Exercise directions. How many lines of the records below contain the word "screenshot"? Answer with the number alone.

Records supplied.
— Begin —

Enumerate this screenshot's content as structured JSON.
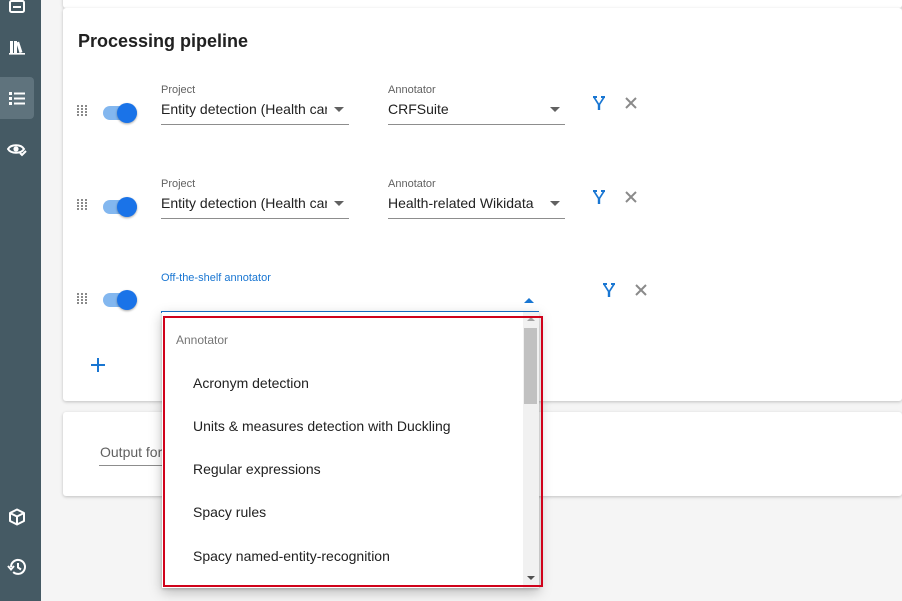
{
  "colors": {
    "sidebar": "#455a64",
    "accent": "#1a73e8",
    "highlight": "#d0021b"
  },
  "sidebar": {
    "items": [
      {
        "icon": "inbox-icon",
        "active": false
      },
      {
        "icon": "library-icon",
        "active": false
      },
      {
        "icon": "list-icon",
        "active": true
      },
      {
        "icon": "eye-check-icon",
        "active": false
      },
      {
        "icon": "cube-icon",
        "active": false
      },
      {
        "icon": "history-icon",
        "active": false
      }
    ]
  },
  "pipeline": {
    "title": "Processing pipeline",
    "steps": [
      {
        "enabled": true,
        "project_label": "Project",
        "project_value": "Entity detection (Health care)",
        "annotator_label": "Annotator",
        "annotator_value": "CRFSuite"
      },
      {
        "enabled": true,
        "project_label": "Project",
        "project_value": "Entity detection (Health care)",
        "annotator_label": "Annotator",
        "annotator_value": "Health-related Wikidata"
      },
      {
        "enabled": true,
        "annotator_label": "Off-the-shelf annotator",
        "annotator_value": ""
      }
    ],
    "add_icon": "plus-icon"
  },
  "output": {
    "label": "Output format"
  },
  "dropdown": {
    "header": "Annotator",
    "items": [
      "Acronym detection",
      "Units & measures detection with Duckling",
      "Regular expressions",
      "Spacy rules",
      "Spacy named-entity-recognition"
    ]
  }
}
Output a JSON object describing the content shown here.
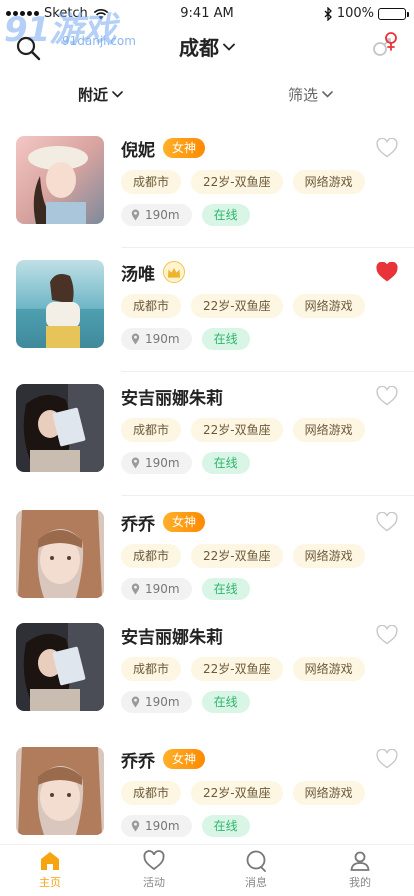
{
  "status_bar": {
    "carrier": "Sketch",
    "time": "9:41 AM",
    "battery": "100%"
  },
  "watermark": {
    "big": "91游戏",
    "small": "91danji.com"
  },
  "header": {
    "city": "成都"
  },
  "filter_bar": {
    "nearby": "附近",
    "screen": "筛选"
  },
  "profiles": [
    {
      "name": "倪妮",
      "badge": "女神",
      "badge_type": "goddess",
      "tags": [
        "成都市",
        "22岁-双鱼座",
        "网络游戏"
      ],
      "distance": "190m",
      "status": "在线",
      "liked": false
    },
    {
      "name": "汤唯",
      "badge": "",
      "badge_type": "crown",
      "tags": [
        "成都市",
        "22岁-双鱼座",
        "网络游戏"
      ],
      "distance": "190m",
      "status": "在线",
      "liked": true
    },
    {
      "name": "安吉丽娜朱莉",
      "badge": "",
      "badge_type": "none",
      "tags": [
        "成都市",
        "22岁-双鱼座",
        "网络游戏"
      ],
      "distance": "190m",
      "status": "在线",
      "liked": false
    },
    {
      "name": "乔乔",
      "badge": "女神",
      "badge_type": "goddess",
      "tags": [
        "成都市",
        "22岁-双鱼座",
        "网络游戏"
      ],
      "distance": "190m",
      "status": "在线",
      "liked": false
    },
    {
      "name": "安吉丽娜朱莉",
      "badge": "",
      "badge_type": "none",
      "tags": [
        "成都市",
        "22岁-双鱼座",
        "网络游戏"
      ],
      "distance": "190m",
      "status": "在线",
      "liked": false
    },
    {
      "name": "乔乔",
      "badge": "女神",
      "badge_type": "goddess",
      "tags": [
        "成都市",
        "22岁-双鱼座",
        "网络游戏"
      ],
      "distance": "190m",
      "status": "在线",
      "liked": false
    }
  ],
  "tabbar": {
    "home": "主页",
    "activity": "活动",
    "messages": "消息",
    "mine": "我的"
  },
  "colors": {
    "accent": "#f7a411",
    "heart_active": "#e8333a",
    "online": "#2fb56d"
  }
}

— End —
— Begin —

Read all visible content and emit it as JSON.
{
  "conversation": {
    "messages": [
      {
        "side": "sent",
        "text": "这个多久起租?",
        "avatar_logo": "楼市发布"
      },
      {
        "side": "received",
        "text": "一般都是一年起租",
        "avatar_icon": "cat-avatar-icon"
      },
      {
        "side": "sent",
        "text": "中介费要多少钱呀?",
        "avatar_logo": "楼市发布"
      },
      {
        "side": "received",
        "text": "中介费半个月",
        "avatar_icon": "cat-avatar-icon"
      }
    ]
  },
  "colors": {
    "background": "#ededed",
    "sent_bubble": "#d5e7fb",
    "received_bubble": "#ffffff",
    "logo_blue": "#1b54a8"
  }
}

— End —
— Begin —

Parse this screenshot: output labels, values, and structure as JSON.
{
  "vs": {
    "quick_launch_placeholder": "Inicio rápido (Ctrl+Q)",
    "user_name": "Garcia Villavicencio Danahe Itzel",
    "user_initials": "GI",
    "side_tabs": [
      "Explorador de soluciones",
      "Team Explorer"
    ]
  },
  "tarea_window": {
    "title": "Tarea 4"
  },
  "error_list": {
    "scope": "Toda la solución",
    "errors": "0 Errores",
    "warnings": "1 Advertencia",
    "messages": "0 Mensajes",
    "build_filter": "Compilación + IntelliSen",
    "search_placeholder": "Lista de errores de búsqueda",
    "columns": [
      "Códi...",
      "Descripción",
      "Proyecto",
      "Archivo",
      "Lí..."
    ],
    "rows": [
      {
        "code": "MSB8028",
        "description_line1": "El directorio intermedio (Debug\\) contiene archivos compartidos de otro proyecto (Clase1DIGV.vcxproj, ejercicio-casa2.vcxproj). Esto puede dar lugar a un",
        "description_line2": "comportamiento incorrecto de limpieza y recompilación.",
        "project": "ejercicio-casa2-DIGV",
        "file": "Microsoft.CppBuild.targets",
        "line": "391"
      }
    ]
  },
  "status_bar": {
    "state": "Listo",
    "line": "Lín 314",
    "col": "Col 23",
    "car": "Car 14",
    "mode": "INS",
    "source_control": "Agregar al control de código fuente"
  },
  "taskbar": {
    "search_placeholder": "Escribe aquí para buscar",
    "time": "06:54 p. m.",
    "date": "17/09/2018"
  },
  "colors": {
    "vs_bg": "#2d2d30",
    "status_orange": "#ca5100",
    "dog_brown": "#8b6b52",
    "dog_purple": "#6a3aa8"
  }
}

— End —

Result of the exercise. 2